** Start of Exercise materials **
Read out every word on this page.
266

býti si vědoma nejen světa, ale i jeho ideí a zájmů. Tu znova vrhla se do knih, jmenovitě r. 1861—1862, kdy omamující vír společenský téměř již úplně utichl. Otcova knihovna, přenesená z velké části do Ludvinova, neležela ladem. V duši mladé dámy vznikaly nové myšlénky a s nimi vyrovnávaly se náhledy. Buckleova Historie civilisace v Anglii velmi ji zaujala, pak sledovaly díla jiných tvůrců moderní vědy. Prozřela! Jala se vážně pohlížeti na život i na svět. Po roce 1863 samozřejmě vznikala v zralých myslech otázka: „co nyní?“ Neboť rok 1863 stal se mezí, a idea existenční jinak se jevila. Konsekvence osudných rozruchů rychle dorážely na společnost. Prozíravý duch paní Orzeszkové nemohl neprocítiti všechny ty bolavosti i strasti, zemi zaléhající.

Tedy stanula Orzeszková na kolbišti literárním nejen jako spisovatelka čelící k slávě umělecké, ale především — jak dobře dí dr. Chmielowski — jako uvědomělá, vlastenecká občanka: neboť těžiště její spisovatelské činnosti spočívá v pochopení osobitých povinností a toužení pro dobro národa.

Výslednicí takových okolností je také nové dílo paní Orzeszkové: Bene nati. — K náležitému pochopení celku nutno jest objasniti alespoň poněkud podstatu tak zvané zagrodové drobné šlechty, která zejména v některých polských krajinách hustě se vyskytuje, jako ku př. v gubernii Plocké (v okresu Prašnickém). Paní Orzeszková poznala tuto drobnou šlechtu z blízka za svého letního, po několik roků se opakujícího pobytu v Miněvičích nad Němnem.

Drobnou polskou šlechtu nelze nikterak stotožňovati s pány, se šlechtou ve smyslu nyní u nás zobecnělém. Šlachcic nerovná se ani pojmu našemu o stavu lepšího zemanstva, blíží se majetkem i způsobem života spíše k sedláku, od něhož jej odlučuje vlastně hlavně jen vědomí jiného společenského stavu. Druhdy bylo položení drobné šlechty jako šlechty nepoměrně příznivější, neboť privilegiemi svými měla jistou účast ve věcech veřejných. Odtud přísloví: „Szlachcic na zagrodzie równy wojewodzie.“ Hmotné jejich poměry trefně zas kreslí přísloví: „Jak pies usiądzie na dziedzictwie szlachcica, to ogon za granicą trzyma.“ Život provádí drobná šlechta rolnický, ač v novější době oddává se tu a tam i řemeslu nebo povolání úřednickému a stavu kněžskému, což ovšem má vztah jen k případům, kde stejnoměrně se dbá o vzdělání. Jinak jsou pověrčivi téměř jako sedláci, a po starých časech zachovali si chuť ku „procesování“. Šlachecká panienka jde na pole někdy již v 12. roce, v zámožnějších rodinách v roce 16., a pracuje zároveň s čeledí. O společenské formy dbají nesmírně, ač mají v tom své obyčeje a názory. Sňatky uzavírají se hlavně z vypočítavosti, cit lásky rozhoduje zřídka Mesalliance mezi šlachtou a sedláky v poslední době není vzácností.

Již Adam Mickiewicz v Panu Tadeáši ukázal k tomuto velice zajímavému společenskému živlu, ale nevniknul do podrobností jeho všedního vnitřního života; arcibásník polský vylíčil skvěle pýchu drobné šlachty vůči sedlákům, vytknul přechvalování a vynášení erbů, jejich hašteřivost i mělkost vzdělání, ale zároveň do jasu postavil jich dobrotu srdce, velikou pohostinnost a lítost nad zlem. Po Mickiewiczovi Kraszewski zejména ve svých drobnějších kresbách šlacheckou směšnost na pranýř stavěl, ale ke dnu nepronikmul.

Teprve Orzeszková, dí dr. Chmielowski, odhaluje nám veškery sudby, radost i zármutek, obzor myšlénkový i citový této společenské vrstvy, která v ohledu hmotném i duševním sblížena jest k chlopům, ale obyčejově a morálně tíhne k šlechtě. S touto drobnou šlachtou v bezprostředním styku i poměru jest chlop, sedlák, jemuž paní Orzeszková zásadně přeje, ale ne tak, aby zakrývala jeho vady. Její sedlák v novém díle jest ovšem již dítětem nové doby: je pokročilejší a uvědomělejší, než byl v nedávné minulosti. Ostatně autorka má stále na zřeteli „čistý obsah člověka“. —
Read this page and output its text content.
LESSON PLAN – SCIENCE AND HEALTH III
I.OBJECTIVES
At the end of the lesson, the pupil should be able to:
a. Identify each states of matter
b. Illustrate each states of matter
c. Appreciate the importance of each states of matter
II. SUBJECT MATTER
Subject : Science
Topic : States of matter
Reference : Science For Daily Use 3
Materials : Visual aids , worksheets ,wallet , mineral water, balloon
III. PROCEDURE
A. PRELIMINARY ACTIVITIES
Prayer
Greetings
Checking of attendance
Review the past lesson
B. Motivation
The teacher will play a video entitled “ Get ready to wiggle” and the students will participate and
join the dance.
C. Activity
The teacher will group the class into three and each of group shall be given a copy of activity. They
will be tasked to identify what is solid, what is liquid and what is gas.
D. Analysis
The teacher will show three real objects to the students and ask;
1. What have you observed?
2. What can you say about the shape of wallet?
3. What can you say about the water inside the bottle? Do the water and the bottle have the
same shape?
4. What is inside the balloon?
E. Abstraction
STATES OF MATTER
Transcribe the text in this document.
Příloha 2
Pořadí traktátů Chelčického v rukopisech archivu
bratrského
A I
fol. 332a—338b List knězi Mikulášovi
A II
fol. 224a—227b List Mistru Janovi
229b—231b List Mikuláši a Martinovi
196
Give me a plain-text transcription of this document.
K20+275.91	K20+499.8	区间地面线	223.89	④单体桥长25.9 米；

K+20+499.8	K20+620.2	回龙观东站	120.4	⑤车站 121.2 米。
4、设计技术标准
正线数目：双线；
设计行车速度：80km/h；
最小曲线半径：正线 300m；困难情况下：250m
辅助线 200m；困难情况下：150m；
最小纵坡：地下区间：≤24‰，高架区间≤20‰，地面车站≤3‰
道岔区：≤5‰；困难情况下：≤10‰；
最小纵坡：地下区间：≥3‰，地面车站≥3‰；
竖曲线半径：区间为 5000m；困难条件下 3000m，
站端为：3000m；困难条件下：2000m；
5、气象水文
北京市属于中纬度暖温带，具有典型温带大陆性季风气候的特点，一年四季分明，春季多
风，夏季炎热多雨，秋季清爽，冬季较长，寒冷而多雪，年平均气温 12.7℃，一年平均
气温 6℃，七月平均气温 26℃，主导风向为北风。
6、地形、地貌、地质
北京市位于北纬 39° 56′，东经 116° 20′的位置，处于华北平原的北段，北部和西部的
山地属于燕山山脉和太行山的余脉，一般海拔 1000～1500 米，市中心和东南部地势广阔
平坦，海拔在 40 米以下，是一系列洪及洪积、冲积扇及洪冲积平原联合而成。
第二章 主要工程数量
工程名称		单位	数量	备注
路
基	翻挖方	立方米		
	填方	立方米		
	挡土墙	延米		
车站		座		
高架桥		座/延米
** End of Exercise materials **
What is needed:
Copy the lines from the entries above in which the word "shape" appears.

Full output:
2. What can you say about the shape of wallet?
same shape?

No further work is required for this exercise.